Give only the number of lines that include the string "search".
━━━━━━━━━━━━━━━━━━━━
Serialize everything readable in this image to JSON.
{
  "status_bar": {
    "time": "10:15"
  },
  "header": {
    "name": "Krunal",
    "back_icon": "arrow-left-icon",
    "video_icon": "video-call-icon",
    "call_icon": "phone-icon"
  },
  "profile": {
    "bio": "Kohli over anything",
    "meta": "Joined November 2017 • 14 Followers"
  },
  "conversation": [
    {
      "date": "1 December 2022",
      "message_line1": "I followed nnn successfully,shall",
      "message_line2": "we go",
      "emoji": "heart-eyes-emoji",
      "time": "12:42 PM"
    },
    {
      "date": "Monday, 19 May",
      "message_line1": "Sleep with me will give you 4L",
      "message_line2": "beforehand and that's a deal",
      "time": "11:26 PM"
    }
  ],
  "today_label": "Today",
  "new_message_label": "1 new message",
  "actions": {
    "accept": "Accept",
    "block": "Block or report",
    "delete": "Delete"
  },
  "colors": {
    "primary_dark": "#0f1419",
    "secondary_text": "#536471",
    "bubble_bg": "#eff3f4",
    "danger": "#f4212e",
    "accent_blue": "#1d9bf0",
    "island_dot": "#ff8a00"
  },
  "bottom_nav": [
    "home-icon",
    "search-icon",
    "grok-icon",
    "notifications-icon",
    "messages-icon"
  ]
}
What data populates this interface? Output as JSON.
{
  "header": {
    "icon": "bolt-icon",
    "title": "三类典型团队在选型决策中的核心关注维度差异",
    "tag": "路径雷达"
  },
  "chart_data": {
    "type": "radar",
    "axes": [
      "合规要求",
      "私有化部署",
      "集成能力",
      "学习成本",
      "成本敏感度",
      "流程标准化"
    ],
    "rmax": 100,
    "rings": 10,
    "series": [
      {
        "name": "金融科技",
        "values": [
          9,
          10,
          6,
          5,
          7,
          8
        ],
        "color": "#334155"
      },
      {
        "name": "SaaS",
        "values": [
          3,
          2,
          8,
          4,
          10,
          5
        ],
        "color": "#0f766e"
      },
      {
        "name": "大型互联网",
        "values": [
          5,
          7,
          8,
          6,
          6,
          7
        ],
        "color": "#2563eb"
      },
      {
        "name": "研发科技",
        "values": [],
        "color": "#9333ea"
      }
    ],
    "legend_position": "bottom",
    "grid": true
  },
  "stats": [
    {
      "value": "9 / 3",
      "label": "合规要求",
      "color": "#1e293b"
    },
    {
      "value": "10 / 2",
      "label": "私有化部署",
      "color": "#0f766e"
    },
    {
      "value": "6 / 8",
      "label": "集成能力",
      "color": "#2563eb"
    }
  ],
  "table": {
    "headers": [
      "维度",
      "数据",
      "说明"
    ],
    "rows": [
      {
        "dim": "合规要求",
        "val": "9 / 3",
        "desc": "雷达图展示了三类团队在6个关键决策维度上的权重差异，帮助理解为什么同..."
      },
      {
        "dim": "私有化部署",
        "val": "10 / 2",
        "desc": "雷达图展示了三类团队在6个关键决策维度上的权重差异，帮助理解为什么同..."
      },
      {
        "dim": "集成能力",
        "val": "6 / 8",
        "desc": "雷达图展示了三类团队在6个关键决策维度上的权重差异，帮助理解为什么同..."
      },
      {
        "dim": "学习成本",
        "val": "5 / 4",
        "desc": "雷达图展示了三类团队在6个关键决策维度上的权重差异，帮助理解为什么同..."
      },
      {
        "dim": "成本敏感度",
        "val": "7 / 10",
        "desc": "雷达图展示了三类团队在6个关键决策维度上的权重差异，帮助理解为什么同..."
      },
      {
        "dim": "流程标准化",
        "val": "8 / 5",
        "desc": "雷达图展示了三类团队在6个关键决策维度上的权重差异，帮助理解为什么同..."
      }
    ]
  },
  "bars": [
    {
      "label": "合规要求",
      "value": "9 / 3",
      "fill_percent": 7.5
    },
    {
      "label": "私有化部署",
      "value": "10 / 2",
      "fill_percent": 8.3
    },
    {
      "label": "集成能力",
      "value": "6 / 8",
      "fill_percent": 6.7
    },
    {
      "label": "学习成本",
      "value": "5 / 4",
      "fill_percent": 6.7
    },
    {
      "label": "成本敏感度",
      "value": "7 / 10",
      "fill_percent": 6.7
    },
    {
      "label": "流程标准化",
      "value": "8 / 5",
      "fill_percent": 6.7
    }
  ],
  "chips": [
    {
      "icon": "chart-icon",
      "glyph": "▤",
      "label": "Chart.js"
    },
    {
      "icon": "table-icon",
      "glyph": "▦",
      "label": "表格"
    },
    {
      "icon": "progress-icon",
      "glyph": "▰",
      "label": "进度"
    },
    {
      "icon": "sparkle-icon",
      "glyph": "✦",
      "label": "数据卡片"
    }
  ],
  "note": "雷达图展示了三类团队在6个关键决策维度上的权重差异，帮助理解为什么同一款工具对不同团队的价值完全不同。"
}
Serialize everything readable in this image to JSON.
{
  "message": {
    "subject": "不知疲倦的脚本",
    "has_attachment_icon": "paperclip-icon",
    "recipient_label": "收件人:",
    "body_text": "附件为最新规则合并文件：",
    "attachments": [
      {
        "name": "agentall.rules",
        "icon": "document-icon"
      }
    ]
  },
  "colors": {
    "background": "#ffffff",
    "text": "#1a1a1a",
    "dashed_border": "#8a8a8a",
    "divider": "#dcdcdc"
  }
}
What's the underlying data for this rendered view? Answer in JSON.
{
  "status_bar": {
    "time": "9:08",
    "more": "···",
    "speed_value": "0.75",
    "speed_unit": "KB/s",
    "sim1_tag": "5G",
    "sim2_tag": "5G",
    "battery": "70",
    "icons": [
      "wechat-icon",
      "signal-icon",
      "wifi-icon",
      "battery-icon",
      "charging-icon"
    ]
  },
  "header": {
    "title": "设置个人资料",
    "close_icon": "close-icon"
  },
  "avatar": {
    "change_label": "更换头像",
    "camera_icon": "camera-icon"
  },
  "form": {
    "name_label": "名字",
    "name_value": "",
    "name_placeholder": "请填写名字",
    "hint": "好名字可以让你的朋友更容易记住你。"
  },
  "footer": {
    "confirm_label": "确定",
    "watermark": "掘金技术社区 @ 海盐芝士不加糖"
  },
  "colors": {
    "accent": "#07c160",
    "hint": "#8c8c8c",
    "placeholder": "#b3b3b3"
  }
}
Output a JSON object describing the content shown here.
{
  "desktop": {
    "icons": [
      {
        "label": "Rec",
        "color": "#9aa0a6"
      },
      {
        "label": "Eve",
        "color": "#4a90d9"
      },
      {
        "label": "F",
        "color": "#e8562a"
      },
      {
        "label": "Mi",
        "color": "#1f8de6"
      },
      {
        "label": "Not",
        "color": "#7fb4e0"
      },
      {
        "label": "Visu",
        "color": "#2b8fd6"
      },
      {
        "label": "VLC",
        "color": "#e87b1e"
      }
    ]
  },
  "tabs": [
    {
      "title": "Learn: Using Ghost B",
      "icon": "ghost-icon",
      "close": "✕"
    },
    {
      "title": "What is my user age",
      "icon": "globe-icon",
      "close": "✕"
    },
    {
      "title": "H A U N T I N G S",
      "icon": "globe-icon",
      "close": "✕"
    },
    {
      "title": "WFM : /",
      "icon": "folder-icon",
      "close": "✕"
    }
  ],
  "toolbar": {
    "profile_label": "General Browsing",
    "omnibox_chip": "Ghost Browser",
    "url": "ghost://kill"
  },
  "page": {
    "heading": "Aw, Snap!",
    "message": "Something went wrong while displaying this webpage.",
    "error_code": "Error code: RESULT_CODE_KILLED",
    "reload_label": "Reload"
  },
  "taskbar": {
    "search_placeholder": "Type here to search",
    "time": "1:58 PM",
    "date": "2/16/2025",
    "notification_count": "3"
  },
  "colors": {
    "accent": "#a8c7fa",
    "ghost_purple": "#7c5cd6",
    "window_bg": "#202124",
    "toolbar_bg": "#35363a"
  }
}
━━━━━━━━━━━━━━━━━━━━
### Answer to this task
2